* start *
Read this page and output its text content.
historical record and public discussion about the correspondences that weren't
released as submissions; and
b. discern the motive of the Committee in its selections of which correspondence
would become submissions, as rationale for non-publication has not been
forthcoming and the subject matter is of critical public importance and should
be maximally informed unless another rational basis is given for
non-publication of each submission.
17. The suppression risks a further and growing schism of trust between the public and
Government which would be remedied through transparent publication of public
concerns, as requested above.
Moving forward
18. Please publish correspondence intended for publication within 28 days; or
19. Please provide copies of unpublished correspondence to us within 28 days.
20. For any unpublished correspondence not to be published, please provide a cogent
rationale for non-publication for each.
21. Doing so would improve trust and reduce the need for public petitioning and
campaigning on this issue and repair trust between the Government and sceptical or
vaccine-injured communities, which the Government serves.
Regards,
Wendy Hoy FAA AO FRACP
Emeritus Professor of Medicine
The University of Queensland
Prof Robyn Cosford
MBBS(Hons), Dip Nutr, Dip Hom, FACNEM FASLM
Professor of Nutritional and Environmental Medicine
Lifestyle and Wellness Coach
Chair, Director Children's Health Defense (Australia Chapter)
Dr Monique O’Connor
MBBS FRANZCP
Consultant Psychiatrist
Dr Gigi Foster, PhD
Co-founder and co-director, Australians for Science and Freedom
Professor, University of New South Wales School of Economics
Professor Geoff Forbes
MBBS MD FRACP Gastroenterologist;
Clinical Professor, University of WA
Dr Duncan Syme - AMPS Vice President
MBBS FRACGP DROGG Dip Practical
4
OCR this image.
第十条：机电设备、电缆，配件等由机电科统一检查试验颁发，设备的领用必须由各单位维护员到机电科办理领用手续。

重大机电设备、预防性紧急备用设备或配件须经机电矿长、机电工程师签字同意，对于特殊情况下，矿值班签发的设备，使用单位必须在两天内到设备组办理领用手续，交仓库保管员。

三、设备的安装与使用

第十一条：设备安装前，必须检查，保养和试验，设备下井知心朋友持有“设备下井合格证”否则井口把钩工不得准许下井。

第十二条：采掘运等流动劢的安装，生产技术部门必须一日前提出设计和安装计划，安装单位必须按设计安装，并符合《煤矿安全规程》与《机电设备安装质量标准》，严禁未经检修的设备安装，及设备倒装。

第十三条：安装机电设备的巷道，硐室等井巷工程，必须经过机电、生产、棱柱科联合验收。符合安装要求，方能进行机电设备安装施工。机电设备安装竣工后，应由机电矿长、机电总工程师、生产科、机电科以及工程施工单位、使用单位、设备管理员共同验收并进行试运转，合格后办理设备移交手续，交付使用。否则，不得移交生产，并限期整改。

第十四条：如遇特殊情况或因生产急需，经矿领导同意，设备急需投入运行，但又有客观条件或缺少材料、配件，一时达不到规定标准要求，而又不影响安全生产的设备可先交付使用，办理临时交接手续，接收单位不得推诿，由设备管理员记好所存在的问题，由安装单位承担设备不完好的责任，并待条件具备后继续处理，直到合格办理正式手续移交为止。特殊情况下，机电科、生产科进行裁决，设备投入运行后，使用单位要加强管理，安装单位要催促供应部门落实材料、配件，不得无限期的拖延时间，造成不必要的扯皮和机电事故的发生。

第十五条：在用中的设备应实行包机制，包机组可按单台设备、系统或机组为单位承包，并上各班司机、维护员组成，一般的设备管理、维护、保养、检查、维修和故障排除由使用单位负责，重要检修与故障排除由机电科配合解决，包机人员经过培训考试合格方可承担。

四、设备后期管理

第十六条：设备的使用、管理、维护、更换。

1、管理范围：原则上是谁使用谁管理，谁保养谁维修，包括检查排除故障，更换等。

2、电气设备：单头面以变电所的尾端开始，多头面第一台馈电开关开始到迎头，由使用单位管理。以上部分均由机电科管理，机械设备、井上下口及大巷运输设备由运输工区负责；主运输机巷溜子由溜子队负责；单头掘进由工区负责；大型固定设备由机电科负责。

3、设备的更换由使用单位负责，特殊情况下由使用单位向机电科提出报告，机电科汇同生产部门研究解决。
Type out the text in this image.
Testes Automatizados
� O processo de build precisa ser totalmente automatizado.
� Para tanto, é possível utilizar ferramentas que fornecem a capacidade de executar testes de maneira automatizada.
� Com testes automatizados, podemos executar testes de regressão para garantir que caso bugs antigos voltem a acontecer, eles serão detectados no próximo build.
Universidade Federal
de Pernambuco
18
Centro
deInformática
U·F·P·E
* end *
* [TASK TO CARRY OUT]:
Read the entries above, then pull out the lines that include "within".

* [THE SOLUTION]:
18. Please publish correspondence intended for publication within 28 days; or
19. Please provide copies of unpublished correspondence to us within 28 days.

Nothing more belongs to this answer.